**Challenge**:
Copy every line from the records below that holds the word "Sverige".

**Material for the task**:

>>>

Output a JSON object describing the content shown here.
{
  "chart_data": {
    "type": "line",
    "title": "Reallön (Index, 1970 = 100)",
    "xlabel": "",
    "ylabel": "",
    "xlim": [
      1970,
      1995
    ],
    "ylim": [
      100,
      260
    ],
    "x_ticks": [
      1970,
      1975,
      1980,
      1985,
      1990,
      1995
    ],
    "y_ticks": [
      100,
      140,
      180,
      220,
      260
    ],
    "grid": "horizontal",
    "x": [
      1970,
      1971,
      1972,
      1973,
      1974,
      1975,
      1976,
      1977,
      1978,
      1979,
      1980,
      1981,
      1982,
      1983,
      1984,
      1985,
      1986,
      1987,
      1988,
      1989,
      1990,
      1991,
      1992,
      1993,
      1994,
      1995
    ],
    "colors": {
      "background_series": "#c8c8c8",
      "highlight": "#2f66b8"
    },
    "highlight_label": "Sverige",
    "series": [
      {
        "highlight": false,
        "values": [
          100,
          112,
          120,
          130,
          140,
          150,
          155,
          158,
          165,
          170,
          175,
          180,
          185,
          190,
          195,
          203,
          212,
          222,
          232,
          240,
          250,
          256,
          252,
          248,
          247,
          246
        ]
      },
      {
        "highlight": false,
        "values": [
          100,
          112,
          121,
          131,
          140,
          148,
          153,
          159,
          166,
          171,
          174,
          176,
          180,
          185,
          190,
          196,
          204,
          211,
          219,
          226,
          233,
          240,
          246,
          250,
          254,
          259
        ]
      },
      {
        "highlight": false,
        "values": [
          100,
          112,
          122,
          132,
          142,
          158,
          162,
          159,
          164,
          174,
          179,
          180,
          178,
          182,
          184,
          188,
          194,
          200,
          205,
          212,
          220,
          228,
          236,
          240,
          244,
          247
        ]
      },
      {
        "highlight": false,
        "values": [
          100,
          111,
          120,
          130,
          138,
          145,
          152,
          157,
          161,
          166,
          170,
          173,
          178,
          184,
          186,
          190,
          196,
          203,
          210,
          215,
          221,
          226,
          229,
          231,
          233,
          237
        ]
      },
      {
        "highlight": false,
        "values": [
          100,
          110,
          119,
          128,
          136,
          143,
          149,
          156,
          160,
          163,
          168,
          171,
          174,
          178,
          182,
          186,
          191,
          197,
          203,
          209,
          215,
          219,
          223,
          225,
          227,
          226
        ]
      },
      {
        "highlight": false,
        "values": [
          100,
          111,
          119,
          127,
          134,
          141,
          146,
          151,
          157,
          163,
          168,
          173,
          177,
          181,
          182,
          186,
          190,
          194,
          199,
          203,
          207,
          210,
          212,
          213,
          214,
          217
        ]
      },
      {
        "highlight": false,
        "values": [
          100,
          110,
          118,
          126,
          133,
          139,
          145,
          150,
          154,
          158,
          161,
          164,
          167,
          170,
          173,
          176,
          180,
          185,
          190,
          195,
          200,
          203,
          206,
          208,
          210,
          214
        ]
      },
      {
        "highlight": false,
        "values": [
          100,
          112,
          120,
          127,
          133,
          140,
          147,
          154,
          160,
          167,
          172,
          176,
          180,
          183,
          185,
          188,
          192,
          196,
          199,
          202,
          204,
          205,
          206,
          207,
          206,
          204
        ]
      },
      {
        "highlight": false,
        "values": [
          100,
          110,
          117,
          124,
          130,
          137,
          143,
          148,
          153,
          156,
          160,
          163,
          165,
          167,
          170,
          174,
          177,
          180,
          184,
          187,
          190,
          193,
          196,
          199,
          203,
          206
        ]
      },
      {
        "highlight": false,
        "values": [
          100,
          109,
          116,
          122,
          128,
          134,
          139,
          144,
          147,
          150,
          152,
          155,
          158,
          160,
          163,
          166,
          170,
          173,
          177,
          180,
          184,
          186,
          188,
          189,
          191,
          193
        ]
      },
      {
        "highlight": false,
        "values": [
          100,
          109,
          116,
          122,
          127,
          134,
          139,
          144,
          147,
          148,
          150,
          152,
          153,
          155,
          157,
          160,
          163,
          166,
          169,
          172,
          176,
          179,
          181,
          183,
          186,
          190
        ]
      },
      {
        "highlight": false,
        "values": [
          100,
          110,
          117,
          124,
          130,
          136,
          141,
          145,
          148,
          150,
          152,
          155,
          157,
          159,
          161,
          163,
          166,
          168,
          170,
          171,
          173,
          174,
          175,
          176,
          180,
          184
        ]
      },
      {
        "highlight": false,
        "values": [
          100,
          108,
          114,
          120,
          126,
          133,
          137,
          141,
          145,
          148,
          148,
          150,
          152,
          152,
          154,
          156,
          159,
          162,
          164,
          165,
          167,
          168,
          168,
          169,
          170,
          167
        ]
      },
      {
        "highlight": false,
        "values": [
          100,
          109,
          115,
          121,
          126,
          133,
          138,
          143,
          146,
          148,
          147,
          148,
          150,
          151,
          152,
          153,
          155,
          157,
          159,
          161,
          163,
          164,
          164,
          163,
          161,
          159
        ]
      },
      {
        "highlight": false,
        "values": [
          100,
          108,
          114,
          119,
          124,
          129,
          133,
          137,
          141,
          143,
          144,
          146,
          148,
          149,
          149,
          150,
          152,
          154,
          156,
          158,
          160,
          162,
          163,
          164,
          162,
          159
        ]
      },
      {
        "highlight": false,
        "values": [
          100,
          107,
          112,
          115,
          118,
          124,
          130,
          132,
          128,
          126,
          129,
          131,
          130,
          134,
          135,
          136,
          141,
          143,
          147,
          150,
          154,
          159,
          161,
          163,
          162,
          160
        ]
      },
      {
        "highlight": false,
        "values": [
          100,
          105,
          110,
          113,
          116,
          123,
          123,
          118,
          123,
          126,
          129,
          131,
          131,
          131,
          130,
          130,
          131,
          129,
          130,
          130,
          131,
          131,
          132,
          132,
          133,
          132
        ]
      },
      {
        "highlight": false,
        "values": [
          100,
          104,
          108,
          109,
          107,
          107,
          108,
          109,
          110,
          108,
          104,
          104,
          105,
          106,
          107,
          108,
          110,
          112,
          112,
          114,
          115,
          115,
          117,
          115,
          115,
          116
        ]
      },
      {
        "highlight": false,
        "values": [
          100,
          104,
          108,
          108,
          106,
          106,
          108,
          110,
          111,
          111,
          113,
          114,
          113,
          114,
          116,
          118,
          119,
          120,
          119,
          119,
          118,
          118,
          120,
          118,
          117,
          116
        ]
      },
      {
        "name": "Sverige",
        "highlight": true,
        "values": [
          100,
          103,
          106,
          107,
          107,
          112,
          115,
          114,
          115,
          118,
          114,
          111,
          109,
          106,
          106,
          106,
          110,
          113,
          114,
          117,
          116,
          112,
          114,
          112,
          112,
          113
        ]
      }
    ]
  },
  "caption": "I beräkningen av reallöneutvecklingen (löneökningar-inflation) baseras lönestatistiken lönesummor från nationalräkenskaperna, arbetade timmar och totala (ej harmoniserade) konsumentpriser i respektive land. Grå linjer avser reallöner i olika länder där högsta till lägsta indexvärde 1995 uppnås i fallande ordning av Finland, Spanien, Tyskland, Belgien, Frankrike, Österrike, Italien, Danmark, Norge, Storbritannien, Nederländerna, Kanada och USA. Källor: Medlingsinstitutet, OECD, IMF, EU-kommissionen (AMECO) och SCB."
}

<<<

**Solution to the problem**:
    "highlight_label": "Sverige",
        "name": "Sverige",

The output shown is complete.